(Collected data)
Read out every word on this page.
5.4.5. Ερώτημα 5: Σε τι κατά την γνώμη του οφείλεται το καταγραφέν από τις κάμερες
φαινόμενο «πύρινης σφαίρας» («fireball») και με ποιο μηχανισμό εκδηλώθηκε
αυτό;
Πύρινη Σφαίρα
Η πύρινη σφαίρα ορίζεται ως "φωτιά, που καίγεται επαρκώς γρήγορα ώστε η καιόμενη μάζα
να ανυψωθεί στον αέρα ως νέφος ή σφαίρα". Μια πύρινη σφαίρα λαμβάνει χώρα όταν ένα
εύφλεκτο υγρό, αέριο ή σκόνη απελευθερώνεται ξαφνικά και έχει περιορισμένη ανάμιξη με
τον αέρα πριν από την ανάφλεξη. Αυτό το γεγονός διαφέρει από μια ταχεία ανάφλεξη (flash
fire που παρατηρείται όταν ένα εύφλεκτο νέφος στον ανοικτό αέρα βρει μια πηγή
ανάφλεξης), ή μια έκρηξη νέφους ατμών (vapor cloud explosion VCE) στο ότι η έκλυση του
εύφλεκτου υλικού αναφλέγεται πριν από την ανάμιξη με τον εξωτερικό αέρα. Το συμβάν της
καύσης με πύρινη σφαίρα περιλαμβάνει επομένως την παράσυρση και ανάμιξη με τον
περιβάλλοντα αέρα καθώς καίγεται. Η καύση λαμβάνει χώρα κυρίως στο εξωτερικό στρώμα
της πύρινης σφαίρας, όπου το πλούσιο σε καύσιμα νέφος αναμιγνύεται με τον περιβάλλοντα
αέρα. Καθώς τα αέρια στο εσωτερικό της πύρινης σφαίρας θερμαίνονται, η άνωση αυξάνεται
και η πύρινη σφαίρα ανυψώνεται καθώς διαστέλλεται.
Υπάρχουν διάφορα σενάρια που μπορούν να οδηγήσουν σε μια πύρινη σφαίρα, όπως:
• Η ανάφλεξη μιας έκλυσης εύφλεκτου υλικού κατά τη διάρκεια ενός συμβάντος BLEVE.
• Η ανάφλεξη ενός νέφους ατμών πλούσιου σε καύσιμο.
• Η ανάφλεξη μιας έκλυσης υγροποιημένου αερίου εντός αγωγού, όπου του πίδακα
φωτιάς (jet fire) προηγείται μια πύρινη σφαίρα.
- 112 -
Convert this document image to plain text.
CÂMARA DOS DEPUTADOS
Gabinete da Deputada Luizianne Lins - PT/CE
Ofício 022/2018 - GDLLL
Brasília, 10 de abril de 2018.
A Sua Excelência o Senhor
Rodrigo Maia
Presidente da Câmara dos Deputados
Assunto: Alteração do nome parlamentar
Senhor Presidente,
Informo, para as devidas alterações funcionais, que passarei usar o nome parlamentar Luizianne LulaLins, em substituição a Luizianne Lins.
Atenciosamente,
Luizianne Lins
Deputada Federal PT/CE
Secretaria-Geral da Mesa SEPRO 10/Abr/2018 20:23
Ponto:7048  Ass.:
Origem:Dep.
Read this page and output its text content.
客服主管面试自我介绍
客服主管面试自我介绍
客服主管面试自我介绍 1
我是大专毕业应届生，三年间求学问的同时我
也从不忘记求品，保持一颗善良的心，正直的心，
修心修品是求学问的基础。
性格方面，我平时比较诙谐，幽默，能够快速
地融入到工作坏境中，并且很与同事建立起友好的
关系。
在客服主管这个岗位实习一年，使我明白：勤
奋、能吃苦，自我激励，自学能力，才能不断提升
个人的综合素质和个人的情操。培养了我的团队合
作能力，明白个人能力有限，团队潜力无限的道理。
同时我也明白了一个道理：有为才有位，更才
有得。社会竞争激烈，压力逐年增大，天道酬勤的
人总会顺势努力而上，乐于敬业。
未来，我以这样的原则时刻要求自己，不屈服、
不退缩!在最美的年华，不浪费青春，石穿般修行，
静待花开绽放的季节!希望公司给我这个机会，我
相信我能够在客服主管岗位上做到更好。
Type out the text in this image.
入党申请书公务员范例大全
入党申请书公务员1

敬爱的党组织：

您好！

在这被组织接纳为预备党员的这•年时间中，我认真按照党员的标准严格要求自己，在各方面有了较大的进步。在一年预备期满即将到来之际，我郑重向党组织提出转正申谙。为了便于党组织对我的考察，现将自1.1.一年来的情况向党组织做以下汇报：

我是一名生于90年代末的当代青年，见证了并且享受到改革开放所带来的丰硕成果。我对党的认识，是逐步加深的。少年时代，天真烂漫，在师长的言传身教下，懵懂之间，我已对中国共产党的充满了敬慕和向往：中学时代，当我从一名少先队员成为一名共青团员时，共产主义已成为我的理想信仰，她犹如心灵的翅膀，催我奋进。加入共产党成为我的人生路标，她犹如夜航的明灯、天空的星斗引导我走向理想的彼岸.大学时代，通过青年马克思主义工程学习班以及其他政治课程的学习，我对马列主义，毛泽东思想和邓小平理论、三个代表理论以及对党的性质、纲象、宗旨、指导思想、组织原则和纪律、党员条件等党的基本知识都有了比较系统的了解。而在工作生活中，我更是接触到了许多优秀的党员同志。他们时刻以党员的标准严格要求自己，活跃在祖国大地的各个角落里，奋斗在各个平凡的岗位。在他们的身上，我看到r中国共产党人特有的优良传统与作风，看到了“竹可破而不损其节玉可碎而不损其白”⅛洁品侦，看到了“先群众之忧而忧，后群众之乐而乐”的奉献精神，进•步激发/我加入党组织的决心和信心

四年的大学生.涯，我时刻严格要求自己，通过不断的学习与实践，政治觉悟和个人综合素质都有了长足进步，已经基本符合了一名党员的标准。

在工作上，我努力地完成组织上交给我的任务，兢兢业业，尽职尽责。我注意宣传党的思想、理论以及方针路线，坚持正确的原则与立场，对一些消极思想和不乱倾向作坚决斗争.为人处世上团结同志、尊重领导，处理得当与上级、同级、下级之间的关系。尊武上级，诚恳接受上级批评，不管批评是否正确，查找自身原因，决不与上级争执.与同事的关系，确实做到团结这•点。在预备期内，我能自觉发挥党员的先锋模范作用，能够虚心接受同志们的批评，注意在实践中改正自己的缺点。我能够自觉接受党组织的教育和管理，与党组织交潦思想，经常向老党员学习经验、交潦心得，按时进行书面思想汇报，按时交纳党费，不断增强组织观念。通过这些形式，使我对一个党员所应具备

> Requirements
Copy out every line from the one containing "Read this page and output its text content." to the end of the material, both ends included.

> Correct result
Read this page and output its text content.
客服主管面试自我介绍
客服主管面试自我介绍
客服主管面试自我介绍 1
我是大专毕业应届生，三年间求学问的同时我
也从不忘记求品，保持一颗善良的心，正直的心，
修心修品是求学问的基础。
性格方面，我平时比较诙谐，幽默，能够快速
地融入到工作坏境中，并且很与同事建立起友好的
关系。
在客服主管这个岗位实习一年，使我明白：勤
奋、能吃苦，自我激励，自学能力，才能不断提升
个人的综合素质和个人的情操。培养了我的团队合
作能力，明白个人能力有限，团队潜力无限的道理。
同时我也明白了一个道理：有为才有位，更才
有得。社会竞争激烈，压力逐年增大，天道酬勤的
人总会顺势努力而上，乐于敬业。
未来，我以这样的原则时刻要求自己，不屈服、
不退缩!在最美的年华，不浪费青春，石穿般修行，
静待花开绽放的季节!希望公司给我这个机会，我
相信我能够在客服主管岗位上做到更好。
Type out the text in this image.
入党申请书公务员范例大全
入党申请书公务员1

敬爱的党组织：

您好！

在这被组织接纳为预备党员的这•年时间中，我认真按照党员的标准严格要求自己，在各方面有了较大的进步。在一年预备期满即将到来之际，我郑重向党组织提出转正申谙。为了便于党组织对我的考察，现将自1.1.一年来的情况向党组织做以下汇报：

我是一名生于90年代末的当代青年，见证了并且享受到改革开放所带来的丰硕成果。我对党的认识，是逐步加深的。少年时代，天真烂漫，在师长的言传身教下，懵懂之间，我已对中国共产党的充满了敬慕和向往：中学时代，当我从一名少先队员成为一名共青团员时，共产主义已成为我的理想信仰，她犹如心灵的翅膀，催我奋进。加入共产党成为我的人生路标，她犹如夜航的明灯、天空的星斗引导我走向理想的彼岸.大学时代，通过青年马克思主义工程学习班以及其他政治课程的学习，我对马列主义，毛泽东思想和邓小平理论、三个代表理论以及对党的性质、纲象、宗旨、指导思想、组织原则和纪律、党员条件等党的基本知识都有了比较系统的了解。而在工作生活中，我更是接触到了许多优秀的党员同志。他们时刻以党员的标准严格要求自己，活跃在祖国大地的各个角落里，奋斗在各个平凡的岗位。在他们的身上，我看到r中国共产党人特有的优良传统与作风，看到了“竹可破而不损其节玉可碎而不损其白”⅛洁品侦，看到了“先群众之忧而忧，后群众之乐而乐”的奉献精神，进•步激发/我加入党组织的决心和信心

四年的大学生.涯，我时刻严格要求自己，通过不断的学习与实践，政治觉悟和个人综合素质都有了长足进步，已经基本符合了一名党员的标准。

在工作上，我努力地完成组织上交给我的任务，兢兢业业，尽职尽责。我注意宣传党的思想、理论以及方针路线，坚持正确的原则与立场，对一些消极思想和不乱倾向作坚决斗争.为人处世上团结同志、尊重领导，处理得当与上级、同级、下级之间的关系。尊武上级，诚恳接受上级批评，不管批评是否正确，查找自身原因，决不与上级争执.与同事的关系，确实做到团结这•点。在预备期内，我能自觉发挥党员的先锋模范作用，能够虚心接受同志们的批评，注意在实践中改正自己的缺点。我能够自觉接受党组织的教育和管理，与党组织交潦思想，经常向老党员学习经验、交潦心得，按时进行书面思想汇报，按时交纳党费，不断增强组织观念。通过这些形式，使我对一个党员所应具备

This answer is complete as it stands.